▶ Data extract
◆ ◆ ◆ ◆ ◆ ◆ ◆
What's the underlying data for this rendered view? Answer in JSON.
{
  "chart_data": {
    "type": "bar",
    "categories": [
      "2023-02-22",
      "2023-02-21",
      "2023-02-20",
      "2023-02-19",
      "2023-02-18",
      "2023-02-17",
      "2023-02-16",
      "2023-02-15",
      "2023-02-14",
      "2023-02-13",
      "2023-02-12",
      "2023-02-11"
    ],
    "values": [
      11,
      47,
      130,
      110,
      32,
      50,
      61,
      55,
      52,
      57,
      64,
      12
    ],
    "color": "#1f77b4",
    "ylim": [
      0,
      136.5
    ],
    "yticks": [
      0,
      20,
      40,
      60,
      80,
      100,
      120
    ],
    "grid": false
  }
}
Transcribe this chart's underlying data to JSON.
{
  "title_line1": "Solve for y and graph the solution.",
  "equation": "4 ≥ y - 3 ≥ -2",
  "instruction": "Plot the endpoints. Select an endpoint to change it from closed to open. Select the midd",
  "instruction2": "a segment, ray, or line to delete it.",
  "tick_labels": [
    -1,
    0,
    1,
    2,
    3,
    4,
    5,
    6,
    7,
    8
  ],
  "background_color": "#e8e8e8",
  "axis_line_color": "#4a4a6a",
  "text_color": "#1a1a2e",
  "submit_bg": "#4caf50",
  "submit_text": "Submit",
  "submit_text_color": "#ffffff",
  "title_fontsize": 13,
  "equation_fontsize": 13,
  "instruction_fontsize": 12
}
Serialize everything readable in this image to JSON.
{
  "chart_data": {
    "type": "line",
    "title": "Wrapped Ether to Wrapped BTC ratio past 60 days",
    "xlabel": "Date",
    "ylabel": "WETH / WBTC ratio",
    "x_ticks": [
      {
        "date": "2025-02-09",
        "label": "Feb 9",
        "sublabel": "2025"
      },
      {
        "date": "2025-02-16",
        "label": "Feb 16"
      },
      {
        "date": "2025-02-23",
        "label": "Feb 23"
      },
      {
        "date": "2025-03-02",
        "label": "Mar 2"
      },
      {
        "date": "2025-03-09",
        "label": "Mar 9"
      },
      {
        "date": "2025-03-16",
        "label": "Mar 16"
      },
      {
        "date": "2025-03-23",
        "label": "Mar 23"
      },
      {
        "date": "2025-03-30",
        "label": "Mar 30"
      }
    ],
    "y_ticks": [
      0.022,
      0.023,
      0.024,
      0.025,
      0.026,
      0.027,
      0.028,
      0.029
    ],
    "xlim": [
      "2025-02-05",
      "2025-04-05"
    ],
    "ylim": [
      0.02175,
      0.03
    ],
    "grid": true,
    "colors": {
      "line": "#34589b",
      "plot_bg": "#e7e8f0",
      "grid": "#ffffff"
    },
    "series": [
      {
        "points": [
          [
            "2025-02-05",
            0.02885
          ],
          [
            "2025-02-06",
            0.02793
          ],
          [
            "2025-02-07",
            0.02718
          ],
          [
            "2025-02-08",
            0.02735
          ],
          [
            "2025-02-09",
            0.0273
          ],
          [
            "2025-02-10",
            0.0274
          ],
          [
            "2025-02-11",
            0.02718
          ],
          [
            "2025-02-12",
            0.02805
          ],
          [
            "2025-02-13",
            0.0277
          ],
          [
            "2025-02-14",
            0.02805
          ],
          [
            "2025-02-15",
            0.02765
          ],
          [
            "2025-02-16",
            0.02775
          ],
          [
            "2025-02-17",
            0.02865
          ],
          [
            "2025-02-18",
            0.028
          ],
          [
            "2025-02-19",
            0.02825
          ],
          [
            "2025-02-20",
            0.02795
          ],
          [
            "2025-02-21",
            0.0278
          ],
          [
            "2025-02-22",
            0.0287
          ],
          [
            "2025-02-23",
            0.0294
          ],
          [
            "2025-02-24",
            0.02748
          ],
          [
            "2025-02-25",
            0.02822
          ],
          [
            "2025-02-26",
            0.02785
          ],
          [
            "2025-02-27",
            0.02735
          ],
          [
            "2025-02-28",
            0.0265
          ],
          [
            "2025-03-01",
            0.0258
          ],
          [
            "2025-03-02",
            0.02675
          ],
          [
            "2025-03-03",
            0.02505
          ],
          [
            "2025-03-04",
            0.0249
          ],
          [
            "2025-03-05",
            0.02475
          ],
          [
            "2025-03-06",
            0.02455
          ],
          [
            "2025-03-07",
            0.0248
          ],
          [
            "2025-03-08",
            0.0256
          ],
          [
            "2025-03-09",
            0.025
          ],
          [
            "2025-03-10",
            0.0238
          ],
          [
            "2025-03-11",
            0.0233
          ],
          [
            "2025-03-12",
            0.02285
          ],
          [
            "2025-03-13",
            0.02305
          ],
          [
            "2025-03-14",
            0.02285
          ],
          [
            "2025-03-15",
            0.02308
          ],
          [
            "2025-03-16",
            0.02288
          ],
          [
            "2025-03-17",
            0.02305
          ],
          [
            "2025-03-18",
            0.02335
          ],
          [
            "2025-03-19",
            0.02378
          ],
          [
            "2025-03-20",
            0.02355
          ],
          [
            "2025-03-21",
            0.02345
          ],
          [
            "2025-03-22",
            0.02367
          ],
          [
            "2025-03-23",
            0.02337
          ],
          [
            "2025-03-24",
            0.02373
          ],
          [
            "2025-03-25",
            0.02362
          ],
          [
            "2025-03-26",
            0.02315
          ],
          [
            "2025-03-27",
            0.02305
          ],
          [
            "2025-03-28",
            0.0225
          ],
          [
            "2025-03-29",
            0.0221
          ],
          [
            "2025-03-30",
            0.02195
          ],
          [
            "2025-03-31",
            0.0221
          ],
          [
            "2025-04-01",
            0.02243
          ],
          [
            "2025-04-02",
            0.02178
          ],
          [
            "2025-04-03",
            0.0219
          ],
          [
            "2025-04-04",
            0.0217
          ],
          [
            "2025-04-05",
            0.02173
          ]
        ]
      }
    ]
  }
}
◆ ◆ ◆ ◆ ◆ ◆ ◆
Repeat the whole listing exactly, keeping every line intact.

What's the underlying data for this rendered view? Answer in JSON.
{
  "chart_data": {
    "type": "bar",
    "categories": [
      "2023-02-22",
      "2023-02-21",
      "2023-02-20",
      "2023-02-19",
      "2023-02-18",
      "2023-02-17",
      "2023-02-16",
      "2023-02-15",
      "2023-02-14",
      "2023-02-13",
      "2023-02-12",
      "2023-02-11"
    ],
    "values": [
      11,
      47,
      130,
      110,
      32,
      50,
      61,
      55,
      52,
      57,
      64,
      12
    ],
    "color": "#1f77b4",
    "ylim": [
      0,
      136.5
    ],
    "yticks": [
      0,
      20,
      40,
      60,
      80,
      100,
      120
    ],
    "grid": false
  }
}
Transcribe this chart's underlying data to JSON.
{
  "title_line1": "Solve for y and graph the solution.",
  "equation": "4 ≥ y - 3 ≥ -2",
  "instruction": "Plot the endpoints. Select an endpoint to change it from closed to open. Select the midd",
  "instruction2": "a segment, ray, or line to delete it.",
  "tick_labels": [
    -1,
    0,
    1,
    2,
    3,
    4,
    5,
    6,
    7,
    8
  ],
  "background_color": "#e8e8e8",
  "axis_line_color": "#4a4a6a",
  "text_color": "#1a1a2e",
  "submit_bg": "#4caf50",
  "submit_text": "Submit",
  "submit_text_color": "#ffffff",
  "title_fontsize": 13,
  "equation_fontsize": 13,
  "instruction_fontsize": 12
}
Serialize everything readable in this image to JSON.
{
  "chart_data": {
    "type": "line",
    "title": "Wrapped Ether to Wrapped BTC ratio past 60 days",
    "xlabel": "Date",
    "ylabel": "WETH / WBTC ratio",
    "x_ticks": [
      {
        "date": "2025-02-09",
        "label": "Feb 9",
        "sublabel": "2025"
      },
      {
        "date": "2025-02-16",
        "label": "Feb 16"
      },
      {
        "date": "2025-02-23",
        "label": "Feb 23"
      },
      {
        "date": "2025-03-02",
        "label": "Mar 2"
      },
      {
        "date": "2025-03-09",
        "label": "Mar 9"
      },
      {
        "date": "2025-03-16",
        "label": "Mar 16"
      },
      {
        "date": "2025-03-23",
        "label": "Mar 23"
      },
      {
        "date": "2025-03-30",
        "label": "Mar 30"
      }
    ],
    "y_ticks": [
      0.022,
      0.023,
      0.024,
      0.025,
      0.026,
      0.027,
      0.028,
      0.029
    ],
    "xlim": [
      "2025-02-05",
      "2025-04-05"
    ],
    "ylim": [
      0.02175,
      0.03
    ],
    "grid": true,
    "colors": {
      "line": "#34589b",
      "plot_bg": "#e7e8f0",
      "grid": "#ffffff"
    },
    "series": [
      {
        "points": [
          [
            "2025-02-05",
            0.02885
          ],
          [
            "2025-02-06",
            0.02793
          ],
          [
            "2025-02-07",
            0.02718
          ],
          [
            "2025-02-08",
            0.02735
          ],
          [
            "2025-02-09",
            0.0273
          ],
          [
            "2025-02-10",
            0.0274
          ],
          [
            "2025-02-11",
            0.02718
          ],
          [
            "2025-02-12",
            0.02805
          ],
          [
            "2025-02-13",
            0.0277
          ],
          [
            "2025-02-14",
            0.02805
          ],
          [
            "2025-02-15",
            0.02765
          ],
          [
            "2025-02-16",
            0.02775
          ],
          [
            "2025-02-17",
            0.02865
          ],
          [
            "2025-02-18",
            0.028
          ],
          [
            "2025-02-19",
            0.02825
          ],
          [
            "2025-02-20",
            0.02795
          ],
          [
            "2025-02-21",
            0.0278
          ],
          [
            "2025-02-22",
            0.0287
          ],
          [
            "2025-02-23",
            0.0294
          ],
          [
            "2025-02-24",
            0.02748
          ],
          [
            "2025-02-25",
            0.02822
          ],
          [
            "2025-02-26",
            0.02785
          ],
          [
            "2025-02-27",
            0.02735
          ],
          [
            "2025-02-28",
            0.0265
          ],
          [
            "2025-03-01",
            0.0258
          ],
          [
            "2025-03-02",
            0.02675
          ],
          [
            "2025-03-03",
            0.02505
          ],
          [
            "2025-03-04",
            0.0249
          ],
          [
            "2025-03-05",
            0.02475
          ],
          [
            "2025-03-06",
            0.02455
          ],
          [
            "2025-03-07",
            0.0248
          ],
          [
            "2025-03-08",
            0.0256
          ],
          [
            "2025-03-09",
            0.025
          ],
          [
            "2025-03-10",
            0.0238
          ],
          [
            "2025-03-11",
            0.0233
          ],
          [
            "2025-03-12",
            0.02285
          ],
          [
            "2025-03-13",
            0.02305
          ],
          [
            "2025-03-14",
            0.02285
          ],
          [
            "2025-03-15",
            0.02308
          ],
          [
            "2025-03-16",
            0.02288
          ],
          [
            "2025-03-17",
            0.02305
          ],
          [
            "2025-03-18",
            0.02335
          ],
          [
            "2025-03-19",
            0.02378
          ],
          [
            "2025-03-20",
            0.02355
          ],
          [
            "2025-03-21",
            0.02345
          ],
          [
            "2025-03-22",
            0.02367
          ],
          [
            "2025-03-23",
            0.02337
          ],
          [
            "2025-03-24",
            0.02373
          ],
          [
            "2025-03-25",
            0.02362
          ],
          [
            "2025-03-26",
            0.02315
          ],
          [
            "2025-03-27",
            0.02305
          ],
          [
            "2025-03-28",
            0.0225
          ],
          [
            "2025-03-29",
            0.0221
          ],
          [
            "2025-03-30",
            0.02195
          ],
          [
            "2025-03-31",
            0.0221
          ],
          [
            "2025-04-01",
            0.02243
          ],
          [
            "2025-04-02",
            0.02178
          ],
          [
            "2025-04-03",
            0.0219
          ],
          [
            "2025-04-04",
            0.0217
          ],
          [
            "2025-04-05",
            0.02173
          ]
        ]
      }
    ]
  }
}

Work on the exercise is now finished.